> _PASSAGE TO READ_
"""

Flash Flood Probability Predictor (XGBoost)

Model Description

This repository contains a lightweight XGBoost Regressor trained to predict the probability of flash floods (from 0 to 100%) based on simulated Malaysian hydrological data. The model analyzes historical and current hourly rainfall (mm) and river water levels (m) to calculate short-term flooding risks, capturing the delayed response of river runoff to heavy monsoonal storms.

This model (flash_flood_predictor.joblib) was trained on a 10-year simulated dataset (2015-2025) which provides the best balance of variance and generalization.

Intended Use

  • Flash Flood Early Warning: Calculating real-time risk scores using sensor streams of river levels and rainfall.
  • Hydrological Simulations: Estimating the impact of varying rainfall intensities on flood probabilities.

Model Performance

The model's performance metrics on the test dataset are:

  • Test RMSE: 2.7202
  • Test MAE: 2.1971
  • Test R²: 0.9927

Feature Engineering

The model requires raw rainfall and river level data to be pre-processed into temporal features, including:

  1. Lags: river_level_lag_1h, river_level_lag_2h, rainfall_1h_lag_1h
  2. Rolling Rates: river_change_1h, river_change_3h, river_change_6h
  3. Interactions: Compounding risk features like rain_river_interaction_24h (Rainfall 24h × River Level)
  4. Seasonal: hour, month

The most critical features driving the model's predictions are the Current River Water Level (45% importance) and the River Water Level 1 Hour Ago (40% importance).

"""

> _TASKS TO COMPLETE_
1 - Rename within the flash flood model card: give the part starting with "Flash Flood Probability" and going on through "on flood probabilities." again, with "heavy monsoonal storms" replaced by "intense tropical downpours".
2 - In the flash flood model card, what Test MAE does the model achieve?
3 - Pick up the flash flood model card from where it stops and write the next part.

> _DATA_
"""

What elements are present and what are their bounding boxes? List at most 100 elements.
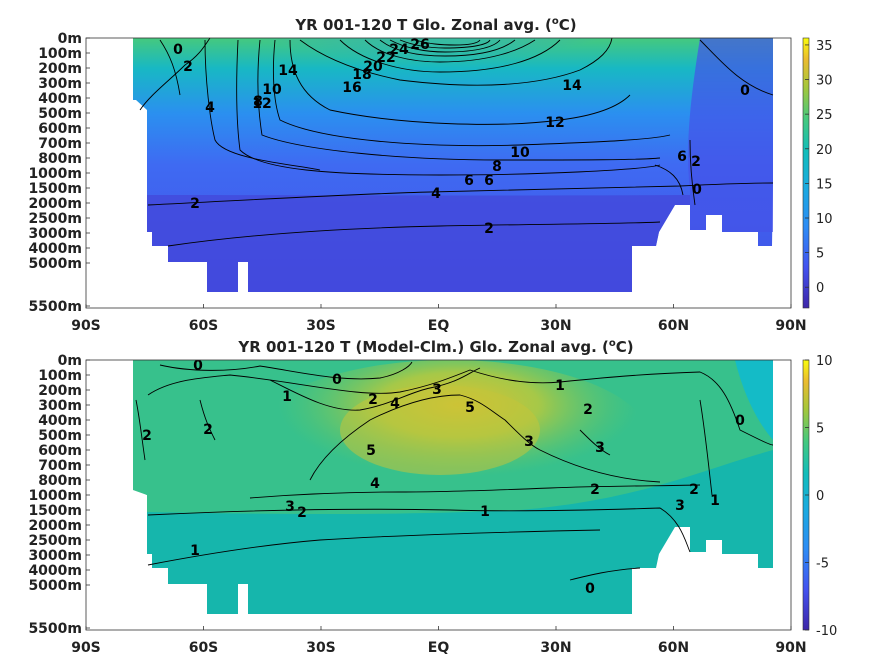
colorbar-tick-label: 10 <box>816 354 833 369</box>
svg-text:5: 5 <box>465 400 475 416</box>
x-tick-label: 90N <box>775 640 806 656</box>
y-tick-label: 100m <box>38 46 82 62</box>
x-tick-label: 90N <box>775 318 806 334</box>
contour-lines-top <box>139 38 774 247</box>
svg-text:8: 8 <box>492 159 502 175</box>
y-tick-label: 5000m <box>28 256 82 272</box>
panel-temperature: YR 001-120 T Glo. Zonal avg. (oC) <box>28 16 833 334</box>
svg-text:2: 2 <box>368 392 378 408</box>
x-tick-label: 30N <box>540 640 571 656</box>
y-tick-labels-top: 0m100m200m300m400m500m600m700m800m1000m1… <box>28 31 90 315</box>
svg-text:3: 3 <box>595 440 605 456</box>
colorbar-tick-label: 20 <box>816 143 833 158</box>
colorbar-tick-label: 10 <box>816 212 833 227</box>
y-tick-label: 1500m <box>28 503 82 519</box>
svg-text:2: 2 <box>691 154 701 170</box>
y-tick-label: 1500m <box>28 181 82 197</box>
svg-text:2: 2 <box>583 402 593 418</box>
svg-text:6: 6 <box>484 173 494 189</box>
y-tick-label: 500m <box>38 428 82 444</box>
contour-labels-bottom: 0 0 1 2 4 3 5 5 4 3 2 1 2 3 2 2 3 1 2 1 <box>142 358 745 597</box>
x-tick-label: 90S <box>71 640 101 656</box>
svg-text:14: 14 <box>278 63 298 79</box>
y-tick-label: 200m <box>38 61 82 77</box>
x-tick-label: EQ <box>428 318 450 334</box>
svg-text:3: 3 <box>524 434 534 450</box>
svg-text:22: 22 <box>376 50 395 66</box>
svg-text:26: 26 <box>410 37 429 53</box>
svg-text:20: 20 <box>363 59 383 75</box>
svg-text:4: 4 <box>390 396 400 412</box>
x-tick-label: 60N <box>658 318 689 334</box>
svg-text:0: 0 <box>740 83 750 99</box>
svg-text:4: 4 <box>370 476 380 492</box>
svg-text:5: 5 <box>366 443 376 459</box>
svg-text:10: 10 <box>262 82 282 98</box>
y-tick-label: 3000m <box>28 548 82 564</box>
y-tick-labels-bottom: 0m100m200m300m400m500m600m700m800m1000m1… <box>28 353 90 637</box>
svg-text:2: 2 <box>190 196 200 212</box>
svg-text:12: 12 <box>252 96 271 112</box>
x-tick-label: 60S <box>189 318 219 334</box>
contour-lines-bottom <box>135 361 774 581</box>
colorbar-top: 35 30 25 20 15 10 5 0 <box>802 37 833 309</box>
colorbar-tick-label: 15 <box>816 177 833 192</box>
chart-title-top: YR 001-120 T Glo. Zonal avg. (oC) <box>294 16 576 34</box>
colorbar-tick-label: 5 <box>816 247 824 262</box>
y-tick-label: 4000m <box>28 241 82 257</box>
y-tick-label: 5500m <box>28 299 82 315</box>
svg-text:0: 0 <box>332 372 342 388</box>
svg-text:1: 1 <box>282 389 292 405</box>
x-tick-label: 30S <box>306 640 336 656</box>
svg-text:2: 2 <box>689 482 699 498</box>
svg-text:6: 6 <box>677 149 687 165</box>
y-tick-label: 1000m <box>28 488 82 504</box>
y-tick-label: 600m <box>38 121 82 137</box>
y-tick-label: 400m <box>38 413 82 429</box>
colorbar-tick-label: 0 <box>816 281 824 296</box>
svg-text:3: 3 <box>432 382 442 398</box>
svg-text:2: 2 <box>203 422 213 438</box>
svg-text:1: 1 <box>710 493 720 509</box>
svg-text:0: 0 <box>735 413 745 429</box>
x-tick-label: 60N <box>658 640 689 656</box>
svg-text:6: 6 <box>464 173 474 189</box>
svg-text:16: 16 <box>342 80 361 96</box>
heatmap-field-top: 0 2 4 6 8 10 12 14 16 18 20 22 24 26 12 … <box>133 37 774 292</box>
svg-text:2: 2 <box>142 428 152 444</box>
svg-text:24: 24 <box>389 42 409 58</box>
svg-text:14: 14 <box>562 78 582 94</box>
colorbar-tick-label: -5 <box>816 557 829 572</box>
colorbar-tick-label: 35 <box>816 39 833 54</box>
colorbar-tick-label: 5 <box>816 422 824 437</box>
y-tick-label: 2500m <box>28 533 82 549</box>
y-tick-label: 5000m <box>28 578 82 594</box>
svg-text:12: 12 <box>545 115 564 131</box>
y-tick-label: 2000m <box>28 518 82 534</box>
svg-text:2: 2 <box>297 505 307 521</box>
svg-text:0: 0 <box>692 182 702 198</box>
panel-temperature-anomaly: YR 001-120 T (Model-Clm.) Glo. Zonal avg… <box>28 338 837 656</box>
svg-text:8: 8 <box>253 94 263 110</box>
y-tick-label: 300m <box>38 76 82 92</box>
svg-text:10: 10 <box>510 145 530 161</box>
x-tick-labels-bottom: 90S 60S 30S EQ 30N 60N 90N <box>71 626 807 656</box>
y-tick-label: 800m <box>38 151 82 167</box>
y-tick-label: 300m <box>38 398 82 414</box>
svg-text:4: 4 <box>205 100 215 116</box>
y-tick-label: 1000m <box>28 166 82 182</box>
y-tick-label: 500m <box>38 106 82 122</box>
y-tick-label: 0m <box>58 353 82 369</box>
colorbar-tick-label: 25 <box>816 108 833 123</box>
y-tick-label: 700m <box>38 136 82 152</box>
x-tick-label: EQ <box>428 640 450 656</box>
svg-text:3: 3 <box>285 499 295 515</box>
svg-text:1: 1 <box>480 504 490 520</box>
svg-text:4: 4 <box>431 186 441 202</box>
svg-text:1: 1 <box>190 543 200 559</box>
colorbar-tick-label: 30 <box>816 74 833 89</box>
y-tick-label: 2000m <box>28 196 82 212</box>
svg-text:0: 0 <box>193 358 203 374</box>
x-tick-label: 30N <box>540 318 571 334</box>
y-tick-label: 800m <box>38 473 82 489</box>
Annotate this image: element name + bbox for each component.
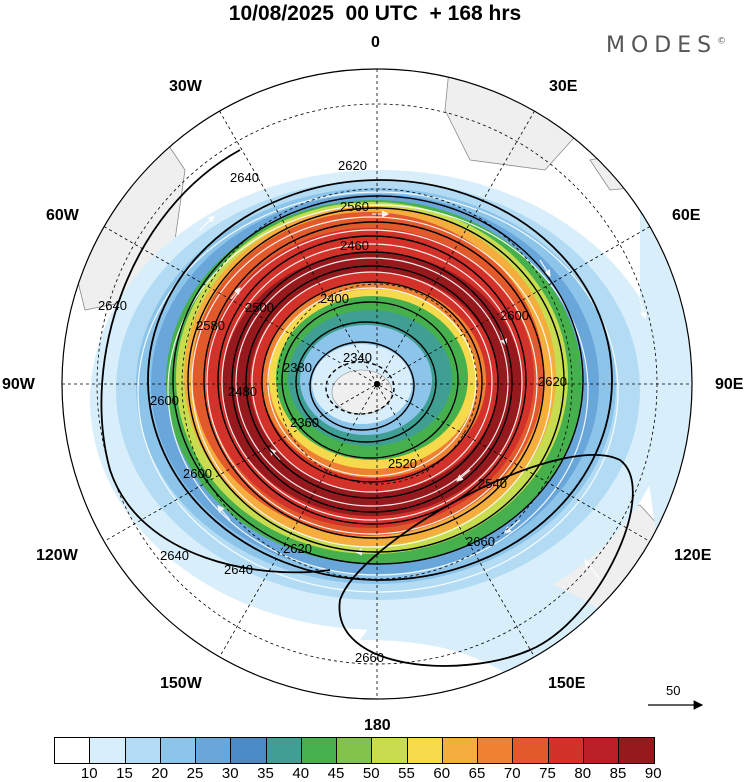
streamlines: [137, 191, 647, 593]
colorbar-cell: [55, 738, 91, 763]
contour-label: 2620: [338, 158, 367, 173]
colorbar-cell: [513, 738, 549, 763]
contour-label: 2580: [196, 318, 225, 333]
colorbar-tick-label: 70: [503, 765, 521, 782]
colorbar-cell: [337, 738, 373, 763]
contour-label: 2600: [183, 466, 212, 481]
contour-2380: [295, 321, 437, 443]
contour-2600: [187, 207, 565, 553]
modes-logo: MODES©: [606, 33, 726, 58]
contour-label: 2340: [343, 350, 372, 365]
colorbar-cell: [372, 738, 408, 763]
contour-label: 2400: [320, 291, 349, 306]
colorbar: [54, 737, 656, 764]
colorbar-tick-label: 50: [362, 765, 380, 782]
colorbar-tick-label: 20: [151, 765, 169, 782]
lon-label-150e: 150E: [548, 675, 586, 692]
contour-label: 2520: [388, 456, 417, 471]
lon-label-180: 180: [364, 717, 391, 734]
contour-label: 2540: [478, 476, 507, 491]
colorbar-tick-label: 85: [609, 765, 627, 782]
land-east-islands: [589, 149, 661, 191]
contour-label: 2660: [355, 650, 384, 665]
colorbar-tick-label: 90: [644, 765, 662, 782]
colorbar-tick-label: 65: [468, 765, 486, 782]
contour-2640: [147, 179, 613, 581]
lon-label-0: 0: [371, 34, 380, 51]
colorbar-cell: [90, 738, 126, 763]
contour-label: 2460: [340, 238, 369, 253]
lon-label-90e: 90E: [715, 376, 744, 393]
contour-2460: [261, 281, 483, 483]
contour-2340: [325, 361, 395, 415]
colorbar-cell: [125, 738, 161, 763]
colorbar-tick-label: 15: [116, 765, 133, 782]
contour-label: 2640: [98, 298, 127, 313]
lon-label-120e: 120E: [674, 547, 712, 564]
contour-2540: [231, 251, 513, 513]
height-contours: [100, 149, 634, 667]
chart-title: 10/08/2025 00 UTC + 168 hrs: [228, 2, 522, 25]
colorbar-tick-label: 75: [539, 765, 556, 782]
colorbar-cell: [619, 738, 655, 763]
colorbar-tick-label: 55: [398, 765, 415, 782]
map-content: 2340 2360 2380 2400 2460 2480 2500 2520 …: [62, 69, 692, 699]
colorbar-cell: [160, 738, 196, 763]
colorbar-tick-label: 30: [221, 765, 239, 782]
colorbar-tick-label: 40: [292, 765, 310, 782]
lon-label-90w: 90W: [2, 376, 35, 393]
lon-label-150w: 150W: [160, 675, 202, 692]
contour-label: 2600: [150, 393, 179, 408]
contour-label: 2640: [230, 170, 259, 185]
colorbar-tick-label: 35: [257, 765, 274, 782]
lon-label-120w: 120W: [36, 547, 78, 564]
contour-label: 2560: [340, 199, 369, 214]
colorbar-tick-label: 10: [80, 765, 98, 782]
lon-label-30e: 30E: [549, 78, 578, 95]
pole-marker: [374, 381, 380, 387]
colorbar-cell: [196, 738, 232, 763]
contour-label: 2640: [160, 548, 189, 563]
colorbar-tick-label: 25: [186, 765, 204, 782]
contour-labels: 2340 2360 2380 2400 2460 2480 2500 2520 …: [98, 158, 567, 665]
contour-label: 2660: [466, 534, 495, 549]
contour-label: 2380: [283, 360, 312, 375]
contour-label: 2480: [228, 384, 257, 399]
wind-speed-shading: [90, 170, 692, 699]
land-africa: [444, 69, 591, 171]
colorbar-tick-label: 60: [433, 765, 451, 782]
lon-label-60w: 60W: [46, 207, 79, 224]
contour-label: 2620: [538, 374, 567, 389]
brand-name: MODES: [606, 33, 718, 58]
polar-map: 2340 2360 2380 2400 2460 2480 2500 2520 …: [61, 68, 704, 710]
contour-2400: [281, 301, 459, 459]
graticule: [62, 69, 692, 699]
contour-2360: [309, 341, 415, 431]
contour-2620: [172, 195, 584, 565]
contour-label: 2600: [500, 308, 529, 323]
colorbar-cell: [407, 738, 443, 763]
reference-vector-label: 50: [666, 683, 681, 698]
colorbar-cell: [478, 738, 514, 763]
brand-mark: ©: [717, 36, 727, 47]
colorbar-cell: [583, 738, 619, 763]
contour-label: 2360: [290, 415, 319, 430]
contour-2580: [203, 221, 545, 539]
contour-label: 2640: [224, 562, 253, 577]
map-boundary: [61, 68, 693, 700]
lon-label-60e: 60E: [672, 207, 701, 224]
colorbar-cell: [231, 738, 267, 763]
colorbar-tick-label: 45: [327, 765, 345, 782]
colorbar-cell: [548, 738, 584, 763]
colorbar-cell: [442, 738, 478, 763]
contour-2660: [338, 454, 634, 667]
contour-label: 2620: [283, 541, 312, 556]
colorbar-cell: [301, 738, 337, 763]
contour-2500: [245, 265, 499, 499]
lon-label-30w: 30W: [169, 78, 202, 95]
colorbar-cell: [266, 738, 302, 763]
colorbar-tick-label: 80: [574, 765, 592, 782]
contour-label: 2500: [245, 300, 274, 315]
contour-2560: [217, 235, 527, 525]
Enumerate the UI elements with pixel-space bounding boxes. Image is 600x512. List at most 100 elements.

"""

> _TASK RESULTS_
1 -
Flash Flood Probability Predictor (XGBoost)

Model Description

This repository contains a lightweight XGBoost Regressor trained to predict the probability of flash floods (from 0 to 100%) based on simulated Malaysian hydrological data. The model analyzes historical and current hourly rainfall (mm) and river water levels (m) to calculate short-term flooding risks, capturing the delayed response of river runoff to intense tropical downpours.

This model (flash_flood_predictor.joblib) was trained on a 10-year simulated dataset (2015-2025) which provides the best balance of variance and generalization.

Intended Use

  • Flash Flood Early Warning: Calculating real-time risk scores using sensor streams of river levels and rainfall.
  • Hydrological Simulations: Estimating the impact of varying rainfall intensities on flood probabilities.

2 - 2.1971

3 -
How to Use

You can load and use the model in Python via joblib:

import joblib
import pandas as pd
import numpy as np

# 1. Load the model artifact
model_data = joblib.load("flash_flood_predictor.joblib")
model = model_data['model']
expected_features = model_data['features']

# 2. Prepare your feature dictionary (must be pre-engineered)
sample_features = {
    'rainfall_1h_mm': 15.0,
    'rainfall_3h_mm': 45.0,
    'rainfall_6h_mm': 60.0,
    'rainfall_24h_mm': 90.0,
    'cumulative_rainfall_3day_mm': 120.0,
    'river_water_level_m': 4.2,
    'river_change_1h': 0.3,
    'river_change_3h': 0.8,
    'river_change_6h': 1.2,
    'river_level_lag_1h': 3.9,
    'river_level_lag_2h': 3.6,
    'rainfall_1h_lag_1h': 20.0,
    'rainfall_1h_lag_2h': 10.0,
    'rain_river_interaction_3h': 45.0 * 4.2,
    'rain_river_interaction_24h': 90.0 * 4.2,
    'hour': 21,
    'month': 5
}

# 3. Convert to DataFrame and Predict
X_single = pd.DataFrame([sample_features])[expected_features]
prediction = model.predict(X_single)[0]

# Clamp to 0-100% probability
flood_probability = np.clip(prediction, 0.0, 100.0)
print(f"Predicted Flash Flood Probability: {flood_probability:.1f}%")

Limitations

  • Synthetic Data: This model was trained on synthetic data meant to closely mimic Malaysian hydrology. For production deployment, it must be retrained on real local telemetry.
  • Geographic Specificity: The generated weather patterns assume tropical monsoonal climates.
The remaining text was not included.